▸ **DATA SUPPLIED**:
◇ ◇ ◇ ◇
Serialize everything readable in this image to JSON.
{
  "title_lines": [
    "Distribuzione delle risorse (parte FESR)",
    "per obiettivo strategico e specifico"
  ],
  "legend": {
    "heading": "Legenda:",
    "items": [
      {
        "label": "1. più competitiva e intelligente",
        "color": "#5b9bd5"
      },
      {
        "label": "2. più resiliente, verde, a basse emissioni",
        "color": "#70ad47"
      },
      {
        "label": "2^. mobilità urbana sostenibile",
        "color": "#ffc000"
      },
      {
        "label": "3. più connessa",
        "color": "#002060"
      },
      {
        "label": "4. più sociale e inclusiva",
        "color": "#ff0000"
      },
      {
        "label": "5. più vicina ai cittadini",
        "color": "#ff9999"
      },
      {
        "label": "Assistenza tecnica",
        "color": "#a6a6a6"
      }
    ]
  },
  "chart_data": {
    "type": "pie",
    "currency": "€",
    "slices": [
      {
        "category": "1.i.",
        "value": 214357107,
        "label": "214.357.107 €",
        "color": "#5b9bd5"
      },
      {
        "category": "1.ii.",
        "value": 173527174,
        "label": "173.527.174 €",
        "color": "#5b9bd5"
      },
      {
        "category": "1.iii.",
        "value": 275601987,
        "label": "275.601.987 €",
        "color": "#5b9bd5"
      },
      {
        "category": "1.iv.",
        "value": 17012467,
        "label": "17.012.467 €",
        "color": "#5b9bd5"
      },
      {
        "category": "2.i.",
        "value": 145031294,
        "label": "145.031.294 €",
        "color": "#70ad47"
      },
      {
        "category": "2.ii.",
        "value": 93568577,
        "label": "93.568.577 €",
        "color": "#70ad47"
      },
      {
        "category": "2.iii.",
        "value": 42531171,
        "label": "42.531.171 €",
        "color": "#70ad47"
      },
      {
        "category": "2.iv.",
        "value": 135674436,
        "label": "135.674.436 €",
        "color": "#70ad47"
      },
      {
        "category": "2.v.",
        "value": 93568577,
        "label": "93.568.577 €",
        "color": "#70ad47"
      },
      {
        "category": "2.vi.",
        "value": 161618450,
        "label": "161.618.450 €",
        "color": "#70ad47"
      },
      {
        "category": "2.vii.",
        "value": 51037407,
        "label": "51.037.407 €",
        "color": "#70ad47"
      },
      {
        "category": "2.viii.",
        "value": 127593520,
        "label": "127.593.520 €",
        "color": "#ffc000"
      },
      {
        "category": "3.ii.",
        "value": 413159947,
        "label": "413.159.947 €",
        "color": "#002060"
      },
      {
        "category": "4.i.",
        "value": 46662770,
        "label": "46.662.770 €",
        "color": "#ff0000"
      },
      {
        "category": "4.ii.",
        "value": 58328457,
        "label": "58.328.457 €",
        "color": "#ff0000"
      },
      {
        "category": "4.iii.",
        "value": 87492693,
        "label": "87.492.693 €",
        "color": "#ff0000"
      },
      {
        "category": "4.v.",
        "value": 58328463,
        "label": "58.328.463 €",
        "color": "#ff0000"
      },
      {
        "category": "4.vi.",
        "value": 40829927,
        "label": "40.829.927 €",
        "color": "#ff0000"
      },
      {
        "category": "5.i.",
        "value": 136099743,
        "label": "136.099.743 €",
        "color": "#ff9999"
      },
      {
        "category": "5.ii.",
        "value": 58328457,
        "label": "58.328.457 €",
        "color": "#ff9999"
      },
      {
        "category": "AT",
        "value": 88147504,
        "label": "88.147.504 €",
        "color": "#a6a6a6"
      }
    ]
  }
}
◇ ◇ ◇ ◇
▸ **WHAT YOU NEED TO DO**:
Output each record precisely as given.

▸ **COMPLETED TASK**:
Serialize everything readable in this image to JSON.
{
  "title_lines": [
    "Distribuzione delle risorse (parte FESR)",
    "per obiettivo strategico e specifico"
  ],
  "legend": {
    "heading": "Legenda:",
    "items": [
      {
        "label": "1. più competitiva e intelligente",
        "color": "#5b9bd5"
      },
      {
        "label": "2. più resiliente, verde, a basse emissioni",
        "color": "#70ad47"
      },
      {
        "label": "2^. mobilità urbana sostenibile",
        "color": "#ffc000"
      },
      {
        "label": "3. più connessa",
        "color": "#002060"
      },
      {
        "label": "4. più sociale e inclusiva",
        "color": "#ff0000"
      },
      {
        "label": "5. più vicina ai cittadini",
        "color": "#ff9999"
      },
      {
        "label": "Assistenza tecnica",
        "color": "#a6a6a6"
      }
    ]
  },
  "chart_data": {
    "type": "pie",
    "currency": "€",
    "slices": [
      {
        "category": "1.i.",
        "value": 214357107,
        "label": "214.357.107 €",
        "color": "#5b9bd5"
      },
      {
        "category": "1.ii.",
        "value": 173527174,
        "label": "173.527.174 €",
        "color": "#5b9bd5"
      },
      {
        "category": "1.iii.",
        "value": 275601987,
        "label": "275.601.987 €",
        "color": "#5b9bd5"
      },
      {
        "category": "1.iv.",
        "value": 17012467,
        "label": "17.012.467 €",
        "color": "#5b9bd5"
      },
      {
        "category": "2.i.",
        "value": 145031294,
        "label": "145.031.294 €",
        "color": "#70ad47"
      },
      {
        "category": "2.ii.",
        "value": 93568577,
        "label": "93.568.577 €",
        "color": "#70ad47"
      },
      {
        "category": "2.iii.",
        "value": 42531171,
        "label": "42.531.171 €",
        "color": "#70ad47"
      },
      {
        "category": "2.iv.",
        "value": 135674436,
        "label": "135.674.436 €",
        "color": "#70ad47"
      },
      {
        "category": "2.v.",
        "value": 93568577,
        "label": "93.568.577 €",
        "color": "#70ad47"
      },
      {
        "category": "2.vi.",
        "value": 161618450,
        "label": "161.618.450 €",
        "color": "#70ad47"
      },
      {
        "category": "2.vii.",
        "value": 51037407,
        "label": "51.037.407 €",
        "color": "#70ad47"
      },
      {
        "category": "2.viii.",
        "value": 127593520,
        "label": "127.593.520 €",
        "color": "#ffc000"
      },
      {
        "category": "3.ii.",
        "value": 413159947,
        "label": "413.159.947 €",
        "color": "#002060"
      },
      {
        "category": "4.i.",
        "value": 46662770,
        "label": "46.662.770 €",
        "color": "#ff0000"
      },
      {
        "category": "4.ii.",
        "value": 58328457,
        "label": "58.328.457 €",
        "color": "#ff0000"
      },
      {
        "category": "4.iii.",
        "value": 87492693,
        "label": "87.492.693 €",
        "color": "#ff0000"
      },
      {
        "category": "4.v.",
        "value": 58328463,
        "label": "58.328.463 €",
        "color": "#ff0000"
      },
      {
        "category": "4.vi.",
        "value": 40829927,
        "label": "40.829.927 €",
        "color": "#ff0000"
      },
      {
        "category": "5.i.",
        "value": 136099743,
        "label": "136.099.743 €",
        "color": "#ff9999"
      },
      {
        "category": "5.ii.",
        "value": 58328457,
        "label": "58.328.457 €",
        "color": "#ff9999"
      },
      {
        "category": "AT",
        "value": 88147504,
        "label": "88.147.504 €",
        "color": "#a6a6a6"
      }
    ]
  }
}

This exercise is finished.